From the entries below, say how many lines carry the word "color", and give nothing but the number.
↓
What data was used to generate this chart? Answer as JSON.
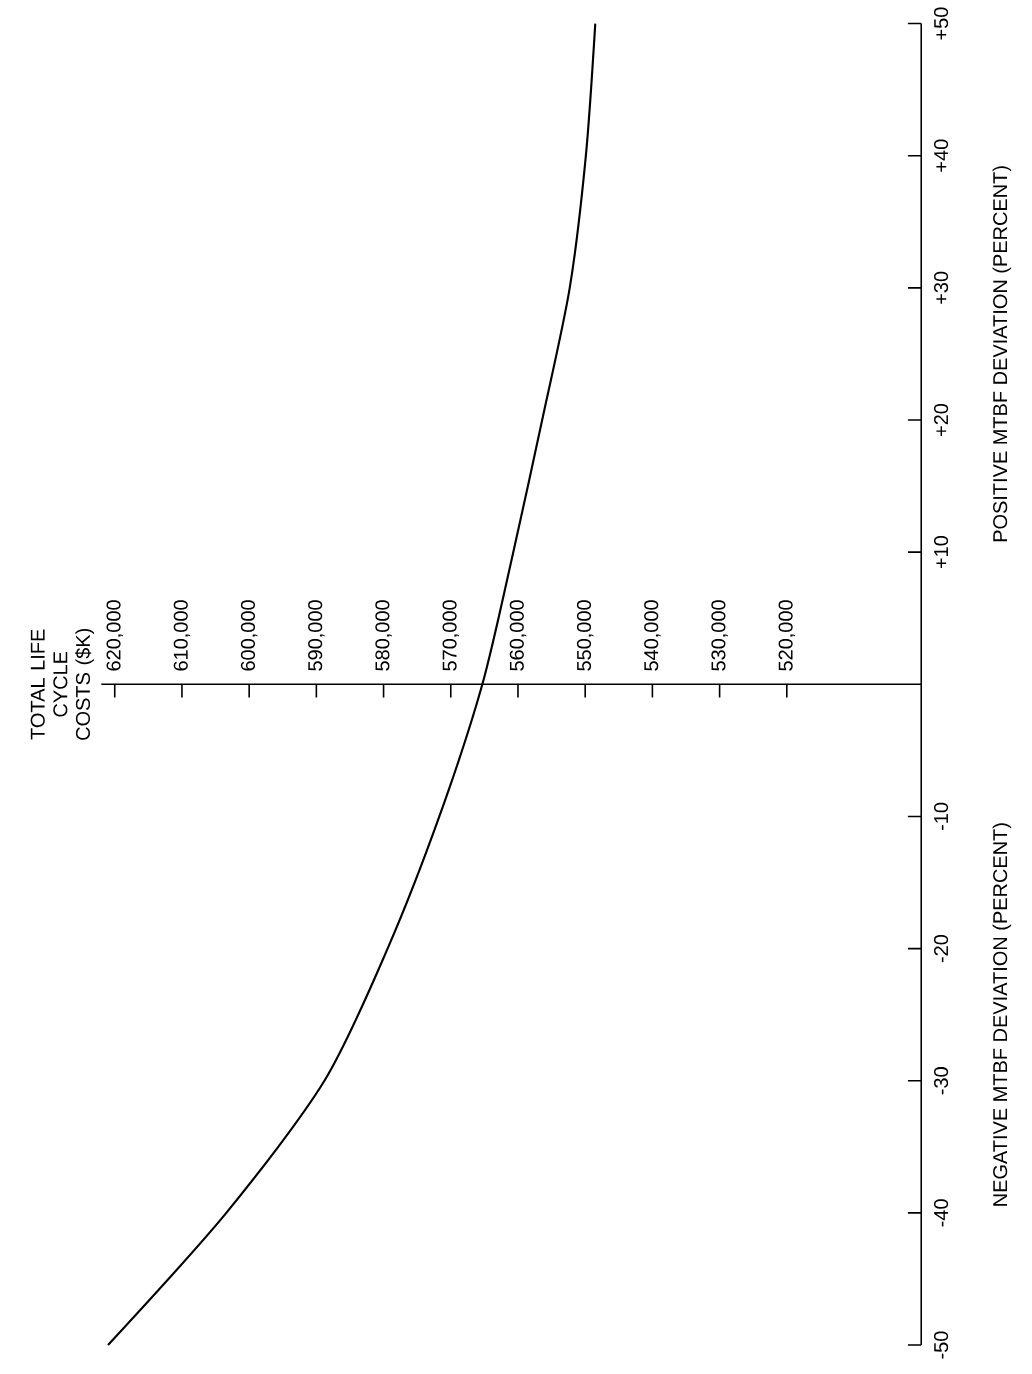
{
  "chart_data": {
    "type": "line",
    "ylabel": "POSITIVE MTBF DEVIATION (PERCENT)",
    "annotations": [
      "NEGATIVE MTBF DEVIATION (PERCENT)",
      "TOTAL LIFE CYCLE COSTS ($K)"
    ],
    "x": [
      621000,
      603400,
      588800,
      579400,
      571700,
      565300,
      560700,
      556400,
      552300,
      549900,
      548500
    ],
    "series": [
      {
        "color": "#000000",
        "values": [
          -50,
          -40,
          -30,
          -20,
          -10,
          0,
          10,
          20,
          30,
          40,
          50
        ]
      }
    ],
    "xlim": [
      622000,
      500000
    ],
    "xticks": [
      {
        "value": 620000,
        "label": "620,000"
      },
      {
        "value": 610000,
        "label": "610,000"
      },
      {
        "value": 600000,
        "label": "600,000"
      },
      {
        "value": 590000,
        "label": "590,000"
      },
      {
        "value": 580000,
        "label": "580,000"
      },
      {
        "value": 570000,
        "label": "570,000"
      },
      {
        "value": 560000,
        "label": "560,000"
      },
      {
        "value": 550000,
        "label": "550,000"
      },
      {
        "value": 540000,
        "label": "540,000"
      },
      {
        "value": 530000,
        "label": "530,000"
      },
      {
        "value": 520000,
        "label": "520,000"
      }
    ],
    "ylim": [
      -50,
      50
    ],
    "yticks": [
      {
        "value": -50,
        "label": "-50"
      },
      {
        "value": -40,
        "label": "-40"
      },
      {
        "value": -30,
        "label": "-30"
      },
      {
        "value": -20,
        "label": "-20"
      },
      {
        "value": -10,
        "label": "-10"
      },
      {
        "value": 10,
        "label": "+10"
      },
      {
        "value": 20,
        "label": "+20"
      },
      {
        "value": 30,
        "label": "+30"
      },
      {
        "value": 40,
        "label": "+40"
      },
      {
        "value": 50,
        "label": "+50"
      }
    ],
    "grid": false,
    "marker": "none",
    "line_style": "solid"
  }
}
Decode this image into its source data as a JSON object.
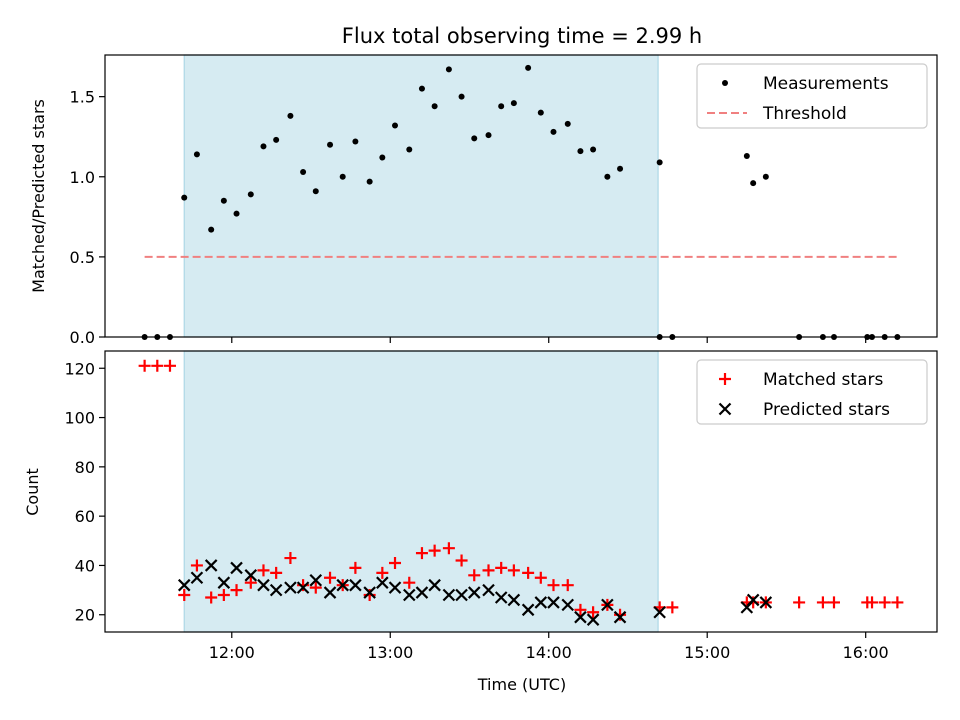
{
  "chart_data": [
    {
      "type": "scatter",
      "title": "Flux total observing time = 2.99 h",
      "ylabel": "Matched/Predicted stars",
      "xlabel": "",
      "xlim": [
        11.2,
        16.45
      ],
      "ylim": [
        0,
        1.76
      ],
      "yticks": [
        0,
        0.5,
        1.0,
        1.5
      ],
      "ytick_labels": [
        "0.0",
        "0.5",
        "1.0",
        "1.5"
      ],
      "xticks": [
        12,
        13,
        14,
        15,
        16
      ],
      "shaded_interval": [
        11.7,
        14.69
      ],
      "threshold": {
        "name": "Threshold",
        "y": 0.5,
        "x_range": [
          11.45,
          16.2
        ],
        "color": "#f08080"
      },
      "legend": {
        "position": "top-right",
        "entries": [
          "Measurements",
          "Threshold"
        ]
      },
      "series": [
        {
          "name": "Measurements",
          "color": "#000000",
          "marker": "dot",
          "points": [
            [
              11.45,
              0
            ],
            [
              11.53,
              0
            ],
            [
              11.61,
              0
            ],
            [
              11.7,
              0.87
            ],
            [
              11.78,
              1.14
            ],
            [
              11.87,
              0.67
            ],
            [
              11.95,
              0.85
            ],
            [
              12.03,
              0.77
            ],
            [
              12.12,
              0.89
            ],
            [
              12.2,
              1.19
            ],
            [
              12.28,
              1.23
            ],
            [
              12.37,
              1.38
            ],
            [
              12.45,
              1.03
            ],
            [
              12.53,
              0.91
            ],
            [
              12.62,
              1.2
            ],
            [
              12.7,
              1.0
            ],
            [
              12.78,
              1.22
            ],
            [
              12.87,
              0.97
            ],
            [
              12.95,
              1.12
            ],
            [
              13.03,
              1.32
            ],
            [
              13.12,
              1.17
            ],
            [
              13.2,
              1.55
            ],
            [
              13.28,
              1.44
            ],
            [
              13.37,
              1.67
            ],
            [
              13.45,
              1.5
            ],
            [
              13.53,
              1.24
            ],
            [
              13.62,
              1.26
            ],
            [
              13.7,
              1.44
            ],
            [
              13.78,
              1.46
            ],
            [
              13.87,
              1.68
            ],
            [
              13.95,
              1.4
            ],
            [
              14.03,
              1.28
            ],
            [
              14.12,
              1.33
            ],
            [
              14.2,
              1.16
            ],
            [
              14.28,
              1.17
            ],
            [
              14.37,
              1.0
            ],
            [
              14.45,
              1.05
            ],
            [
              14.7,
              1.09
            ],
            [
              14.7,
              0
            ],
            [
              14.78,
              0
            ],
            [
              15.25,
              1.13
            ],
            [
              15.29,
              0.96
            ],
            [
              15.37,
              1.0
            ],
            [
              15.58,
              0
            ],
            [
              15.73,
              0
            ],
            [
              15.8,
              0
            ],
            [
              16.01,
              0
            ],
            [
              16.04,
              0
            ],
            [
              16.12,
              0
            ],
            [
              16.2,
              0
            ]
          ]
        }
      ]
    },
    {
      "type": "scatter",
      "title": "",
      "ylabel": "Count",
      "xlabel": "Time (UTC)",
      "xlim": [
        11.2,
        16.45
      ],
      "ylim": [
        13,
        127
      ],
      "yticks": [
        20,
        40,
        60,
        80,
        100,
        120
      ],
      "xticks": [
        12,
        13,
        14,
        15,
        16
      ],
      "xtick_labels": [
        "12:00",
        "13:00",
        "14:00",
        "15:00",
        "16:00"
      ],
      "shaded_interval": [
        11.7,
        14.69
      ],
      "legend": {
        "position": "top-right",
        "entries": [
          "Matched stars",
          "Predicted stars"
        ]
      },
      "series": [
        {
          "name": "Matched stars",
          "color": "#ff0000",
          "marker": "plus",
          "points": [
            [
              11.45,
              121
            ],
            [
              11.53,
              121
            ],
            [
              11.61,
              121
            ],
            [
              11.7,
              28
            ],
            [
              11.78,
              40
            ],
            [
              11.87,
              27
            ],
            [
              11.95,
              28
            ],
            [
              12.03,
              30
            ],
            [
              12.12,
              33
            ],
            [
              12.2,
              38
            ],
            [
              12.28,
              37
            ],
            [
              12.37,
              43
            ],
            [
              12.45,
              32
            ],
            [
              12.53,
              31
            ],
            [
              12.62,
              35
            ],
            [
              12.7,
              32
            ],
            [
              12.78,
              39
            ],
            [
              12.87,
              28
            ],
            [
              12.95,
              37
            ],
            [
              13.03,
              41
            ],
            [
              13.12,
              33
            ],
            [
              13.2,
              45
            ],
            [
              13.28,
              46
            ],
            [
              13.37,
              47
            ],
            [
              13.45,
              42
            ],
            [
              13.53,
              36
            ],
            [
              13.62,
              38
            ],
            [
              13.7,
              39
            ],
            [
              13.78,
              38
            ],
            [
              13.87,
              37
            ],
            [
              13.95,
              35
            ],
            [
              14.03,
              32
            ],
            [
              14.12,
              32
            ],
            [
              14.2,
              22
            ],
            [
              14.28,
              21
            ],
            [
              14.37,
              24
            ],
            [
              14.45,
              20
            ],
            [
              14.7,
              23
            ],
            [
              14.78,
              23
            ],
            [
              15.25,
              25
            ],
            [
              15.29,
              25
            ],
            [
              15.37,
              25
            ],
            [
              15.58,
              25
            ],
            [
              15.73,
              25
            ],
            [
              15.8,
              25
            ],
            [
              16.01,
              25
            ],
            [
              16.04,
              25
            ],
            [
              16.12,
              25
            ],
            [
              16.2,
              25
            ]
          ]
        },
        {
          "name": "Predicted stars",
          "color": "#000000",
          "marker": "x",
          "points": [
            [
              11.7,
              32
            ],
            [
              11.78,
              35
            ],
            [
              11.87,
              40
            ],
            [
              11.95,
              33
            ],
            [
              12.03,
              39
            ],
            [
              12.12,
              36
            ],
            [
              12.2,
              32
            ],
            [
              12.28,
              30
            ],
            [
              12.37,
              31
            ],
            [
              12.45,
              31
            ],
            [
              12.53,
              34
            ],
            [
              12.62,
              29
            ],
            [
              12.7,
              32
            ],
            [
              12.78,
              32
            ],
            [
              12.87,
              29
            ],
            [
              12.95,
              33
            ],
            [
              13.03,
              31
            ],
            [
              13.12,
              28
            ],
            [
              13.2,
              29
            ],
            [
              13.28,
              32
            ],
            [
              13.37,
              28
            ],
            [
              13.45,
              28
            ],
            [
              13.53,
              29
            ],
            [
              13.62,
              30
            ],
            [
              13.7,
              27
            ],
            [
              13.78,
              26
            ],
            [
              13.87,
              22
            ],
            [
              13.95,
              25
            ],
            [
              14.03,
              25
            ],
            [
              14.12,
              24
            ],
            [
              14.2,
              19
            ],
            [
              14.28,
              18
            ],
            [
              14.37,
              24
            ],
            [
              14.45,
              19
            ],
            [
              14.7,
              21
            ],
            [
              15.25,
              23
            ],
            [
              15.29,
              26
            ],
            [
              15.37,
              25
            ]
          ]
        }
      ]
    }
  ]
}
↑
• Solution to the problem:
5